╭─ Data for this task

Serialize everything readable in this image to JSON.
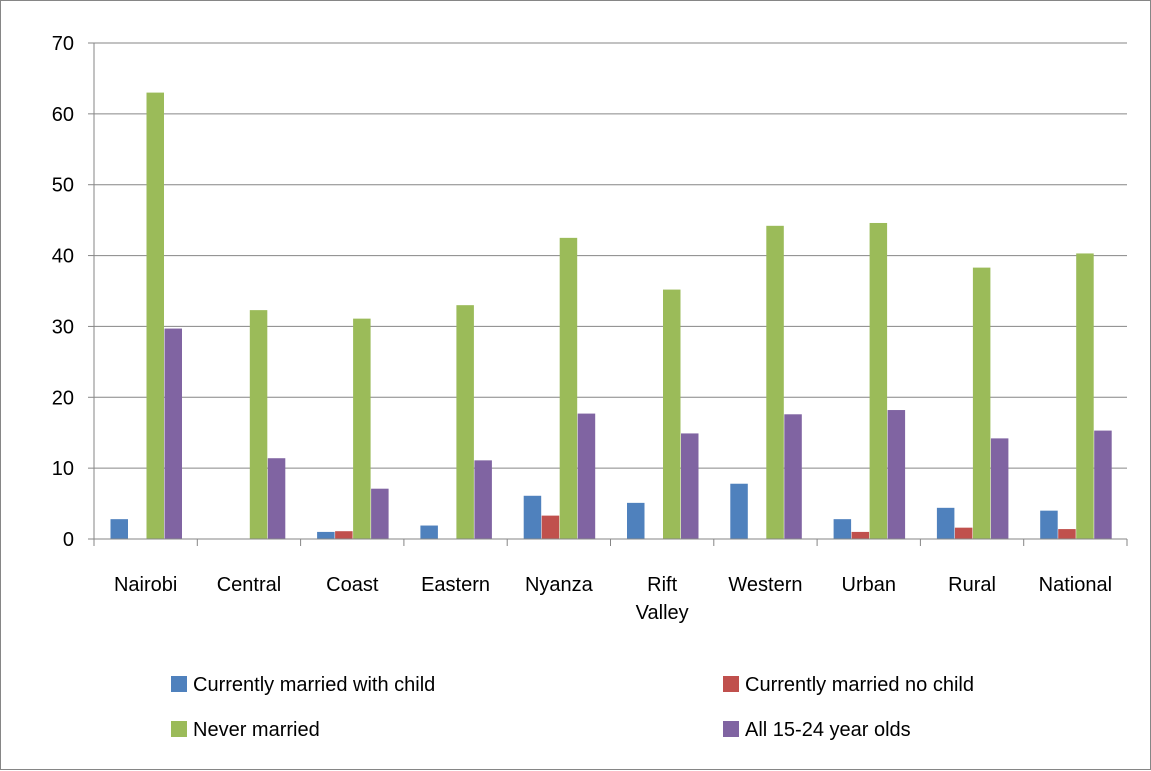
{
  "chart_data": {
    "type": "bar",
    "categories": [
      "Nairobi",
      "Central",
      "Coast",
      "Eastern",
      "Nyanza",
      "Rift Valley",
      "Western",
      "Urban",
      "Rural",
      "National"
    ],
    "series": [
      {
        "name": "Currently married with child",
        "color": "#4F81BD",
        "values": [
          2.8,
          0,
          1.0,
          1.9,
          6.1,
          5.1,
          7.8,
          2.8,
          4.4,
          4.0
        ]
      },
      {
        "name": "Currently married no child",
        "color": "#C0504D",
        "values": [
          0,
          0,
          1.1,
          0,
          3.3,
          0,
          0,
          1.0,
          1.6,
          1.4
        ]
      },
      {
        "name": "Never married",
        "color": "#9BBB59",
        "values": [
          63.0,
          32.3,
          31.1,
          33.0,
          42.5,
          35.2,
          44.2,
          44.6,
          38.3,
          40.3
        ]
      },
      {
        "name": "All 15-24 year olds",
        "color": "#8064A2",
        "values": [
          29.7,
          11.4,
          7.1,
          11.1,
          17.7,
          14.9,
          17.6,
          18.2,
          14.2,
          15.3
        ]
      }
    ],
    "ylim": [
      0,
      70
    ],
    "yticks": [
      0,
      10,
      20,
      30,
      40,
      50,
      60,
      70
    ],
    "grid": true,
    "legend_position": "bottom",
    "title": "",
    "xlabel": "",
    "ylabel": ""
  }
}
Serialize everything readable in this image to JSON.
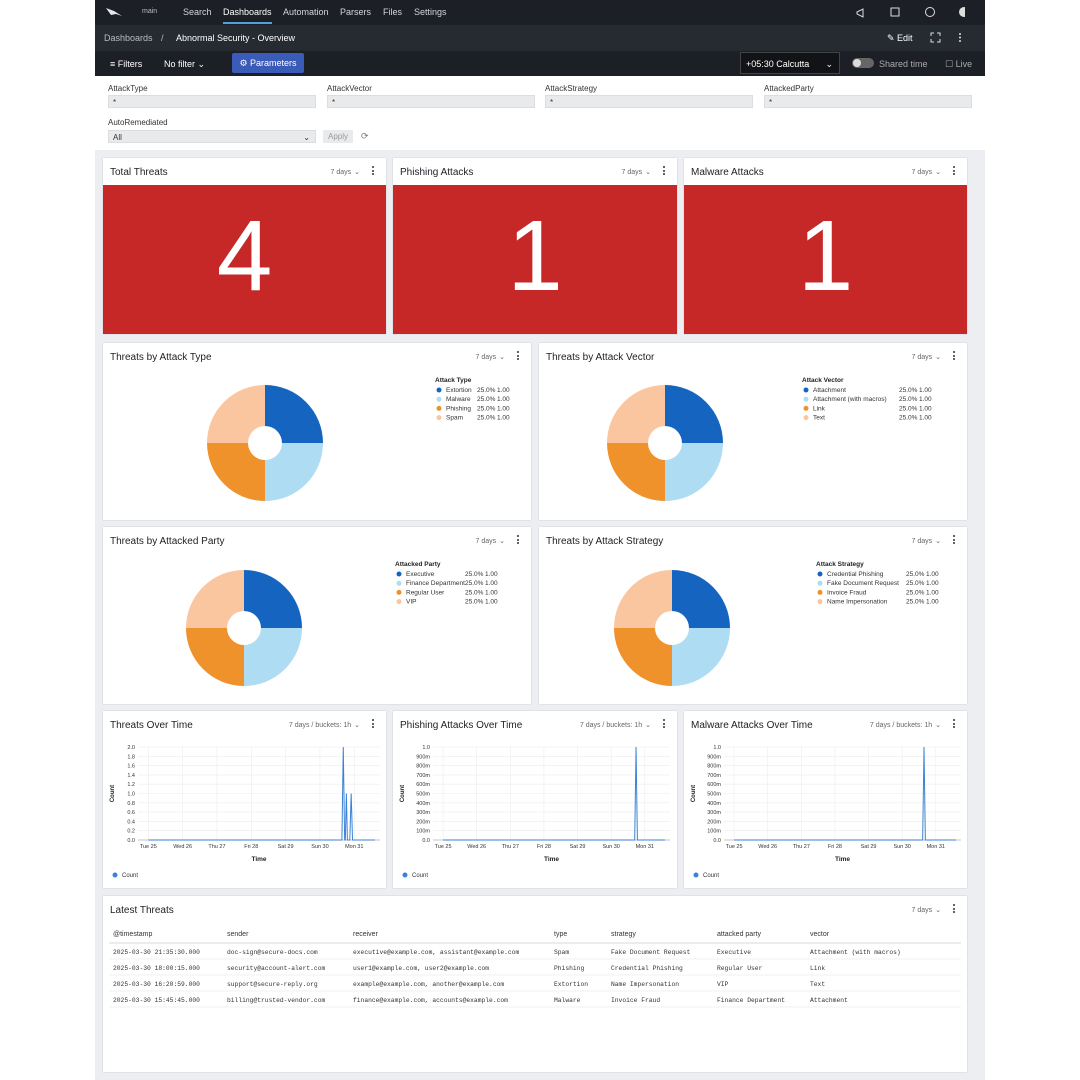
{
  "nav": {
    "workspace": "main",
    "items": [
      "Search",
      "Dashboards",
      "Automation",
      "Parsers",
      "Files",
      "Settings"
    ],
    "active": 1
  },
  "breadcrumb": {
    "root": "Dashboards",
    "separator": "/",
    "current": "Abnormal Security - Overview",
    "edit": "Edit"
  },
  "toolbar": {
    "filters": "Filters",
    "filter_select": "No filter",
    "parameters": "Parameters",
    "timezone": "+05:30 Calcutta",
    "shared_time": "Shared time",
    "live": "Live"
  },
  "parameters": {
    "fields": [
      {
        "label": "AttackType",
        "value": "*"
      },
      {
        "label": "AttackVector",
        "value": "*"
      },
      {
        "label": "AttackStrategy",
        "value": "*"
      },
      {
        "label": "AttackedParty",
        "value": "*"
      }
    ],
    "auto": {
      "label": "AutoRemediated",
      "value": "All"
    },
    "apply": "Apply"
  },
  "stats": [
    {
      "title": "Total Threats",
      "range": "7 days",
      "value": 4
    },
    {
      "title": "Phishing Attacks",
      "range": "7 days",
      "value": 1
    },
    {
      "title": "Malware Attacks",
      "range": "7 days",
      "value": 1
    }
  ],
  "stat_color": "#c62828",
  "pie_colors": [
    "#1565c0",
    "#aedcf3",
    "#f0922b",
    "#f9c6a0"
  ],
  "pies": [
    {
      "title": "Threats by Attack Type",
      "range": "7 days",
      "legend_title": "Attack Type",
      "categories": [
        "Extortion",
        "Malware",
        "Phishing",
        "Spam"
      ],
      "values": [
        1,
        1,
        1,
        1
      ],
      "value_labels": [
        "1.00",
        "1.00",
        "1.00",
        "1.00"
      ],
      "percent_labels": [
        "25.0%",
        "25.0%",
        "25.0%",
        "25.0%"
      ]
    },
    {
      "title": "Threats by Attack Vector",
      "range": "7 days",
      "legend_title": "Attack Vector",
      "categories": [
        "Attachment",
        "Attachment (with macros)",
        "Link",
        "Text"
      ],
      "values": [
        1,
        1,
        1,
        1
      ],
      "value_labels": [
        "1.00",
        "1.00",
        "1.00",
        "1.00"
      ],
      "percent_labels": [
        "25.0%",
        "25.0%",
        "25.0%",
        "25.0%"
      ]
    },
    {
      "title": "Threats by Attacked Party",
      "range": "7 days",
      "legend_title": "Attacked Party",
      "categories": [
        "Executive",
        "Finance Department",
        "Regular User",
        "VIP"
      ],
      "values": [
        1,
        1,
        1,
        1
      ],
      "value_labels": [
        "1.00",
        "1.00",
        "1.00",
        "1.00"
      ],
      "percent_labels": [
        "25.0%",
        "25.0%",
        "25.0%",
        "25.0%"
      ]
    },
    {
      "title": "Threats by Attack Strategy",
      "range": "7 days",
      "legend_title": "Attack Strategy",
      "categories": [
        "Credential Phishing",
        "Fake Document Request",
        "Invoice Fraud",
        "Name Impersonation"
      ],
      "values": [
        1,
        1,
        1,
        1
      ],
      "value_labels": [
        "1.00",
        "1.00",
        "1.00",
        "1.00"
      ],
      "percent_labels": [
        "25.0%",
        "25.0%",
        "25.0%",
        "25.0%"
      ]
    }
  ],
  "line_color": "#3b82d6",
  "timeseries": [
    {
      "title": "Threats Over Time",
      "range": "7 days / buckets: 1h",
      "x_label": "Time",
      "y_label": "Count",
      "series_name": "Count",
      "xlim": [
        -0.3,
        6.75
      ],
      "xticks": [
        {
          "value": 0,
          "label": "Tue 25"
        },
        {
          "value": 1,
          "label": "Wed 26"
        },
        {
          "value": 2,
          "label": "Thu 27"
        },
        {
          "value": 3,
          "label": "Fri 28"
        },
        {
          "value": 4,
          "label": "Sat 29"
        },
        {
          "value": 5,
          "label": "Sun 30"
        },
        {
          "value": 6,
          "label": "Mon 31"
        }
      ],
      "ylim": [
        0,
        2
      ],
      "yticks": [
        {
          "value": 0,
          "label": "0.0"
        },
        {
          "value": 0.2,
          "label": "0.2"
        },
        {
          "value": 0.4,
          "label": "0.4"
        },
        {
          "value": 0.6,
          "label": "0.6"
        },
        {
          "value": 0.8,
          "label": "0.8"
        },
        {
          "value": 1,
          "label": "1.0"
        },
        {
          "value": 1.2,
          "label": "1.2"
        },
        {
          "value": 1.4,
          "label": "1.4"
        },
        {
          "value": 1.6,
          "label": "1.6"
        },
        {
          "value": 1.8,
          "label": "1.8"
        },
        {
          "value": 2,
          "label": "2.0"
        }
      ],
      "x": [
        0,
        5.64,
        5.68,
        5.72,
        5.74,
        5.77,
        5.8,
        5.87,
        5.91,
        5.95,
        6.6
      ],
      "values": [
        0,
        0,
        2,
        0,
        0,
        1,
        0,
        0,
        1,
        0,
        0
      ]
    },
    {
      "title": "Phishing Attacks Over Time",
      "range": "7 days / buckets: 1h",
      "x_label": "Time",
      "y_label": "Count",
      "series_name": "Count",
      "xlim": [
        -0.3,
        6.75
      ],
      "xticks": [
        {
          "value": 0,
          "label": "Tue 25"
        },
        {
          "value": 1,
          "label": "Wed 26"
        },
        {
          "value": 2,
          "label": "Thu 27"
        },
        {
          "value": 3,
          "label": "Fri 28"
        },
        {
          "value": 4,
          "label": "Sat 29"
        },
        {
          "value": 5,
          "label": "Sun 30"
        },
        {
          "value": 6,
          "label": "Mon 31"
        }
      ],
      "ylim": [
        0,
        1
      ],
      "yticks": [
        {
          "value": 0,
          "label": "0.0"
        },
        {
          "value": 0.1,
          "label": "100m"
        },
        {
          "value": 0.2,
          "label": "200m"
        },
        {
          "value": 0.3,
          "label": "300m"
        },
        {
          "value": 0.4,
          "label": "400m"
        },
        {
          "value": 0.5,
          "label": "500m"
        },
        {
          "value": 0.6,
          "label": "600m"
        },
        {
          "value": 0.7,
          "label": "700m"
        },
        {
          "value": 0.8,
          "label": "800m"
        },
        {
          "value": 0.9,
          "label": "900m"
        },
        {
          "value": 1,
          "label": "1.0"
        }
      ],
      "x": [
        0,
        5.7,
        5.74,
        5.78,
        6.6
      ],
      "values": [
        0,
        0,
        1,
        0,
        0
      ]
    },
    {
      "title": "Malware Attacks Over Time",
      "range": "7 days / buckets: 1h",
      "x_label": "Time",
      "y_label": "Count",
      "series_name": "Count",
      "xlim": [
        -0.3,
        6.75
      ],
      "xticks": [
        {
          "value": 0,
          "label": "Tue 25"
        },
        {
          "value": 1,
          "label": "Wed 26"
        },
        {
          "value": 2,
          "label": "Thu 27"
        },
        {
          "value": 3,
          "label": "Fri 28"
        },
        {
          "value": 4,
          "label": "Sat 29"
        },
        {
          "value": 5,
          "label": "Sun 30"
        },
        {
          "value": 6,
          "label": "Mon 31"
        }
      ],
      "ylim": [
        0,
        1
      ],
      "yticks": [
        {
          "value": 0,
          "label": "0.0"
        },
        {
          "value": 0.1,
          "label": "100m"
        },
        {
          "value": 0.2,
          "label": "200m"
        },
        {
          "value": 0.3,
          "label": "300m"
        },
        {
          "value": 0.4,
          "label": "400m"
        },
        {
          "value": 0.5,
          "label": "500m"
        },
        {
          "value": 0.6,
          "label": "600m"
        },
        {
          "value": 0.7,
          "label": "700m"
        },
        {
          "value": 0.8,
          "label": "800m"
        },
        {
          "value": 0.9,
          "label": "900m"
        },
        {
          "value": 1,
          "label": "1.0"
        }
      ],
      "x": [
        0,
        5.61,
        5.65,
        5.69,
        6.6
      ],
      "values": [
        0,
        0,
        1,
        0,
        0
      ]
    }
  ],
  "table": {
    "title": "Latest Threats",
    "range": "7 days",
    "columns": [
      "@timestamp",
      "sender",
      "receiver",
      "type",
      "strategy",
      "attacked party",
      "vector"
    ],
    "rows": [
      [
        "2025-03-30 21:35:30.000",
        "doc-sign@secure-docs.com",
        "executive@example.com, assistant@example.com",
        "Spam",
        "Fake Document Request",
        "Executive",
        "Attachment (with macros)"
      ],
      [
        "2025-03-30 18:00:15.000",
        "security@account-alert.com",
        "user1@example.com, user2@example.com",
        "Phishing",
        "Credential Phishing",
        "Regular User",
        "Link"
      ],
      [
        "2025-03-30 16:20:59.000",
        "support@secure-reply.org",
        "example@example.com, another@example.com",
        "Extortion",
        "Name Impersonation",
        "VIP",
        "Text"
      ],
      [
        "2025-03-30 15:45:45.000",
        "billing@trusted-vendor.com",
        "finance@example.com, accounts@example.com",
        "Malware",
        "Invoice Fraud",
        "Finance Department",
        "Attachment"
      ]
    ]
  }
}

╰─

▸ Problem to solve: Consider the entries above and return each line with the string "Malware".

▸ Expected output:
      "title": "Malware Attacks",
        "Malware",
      "title": "Malware Attacks Over Time",
        "Malware",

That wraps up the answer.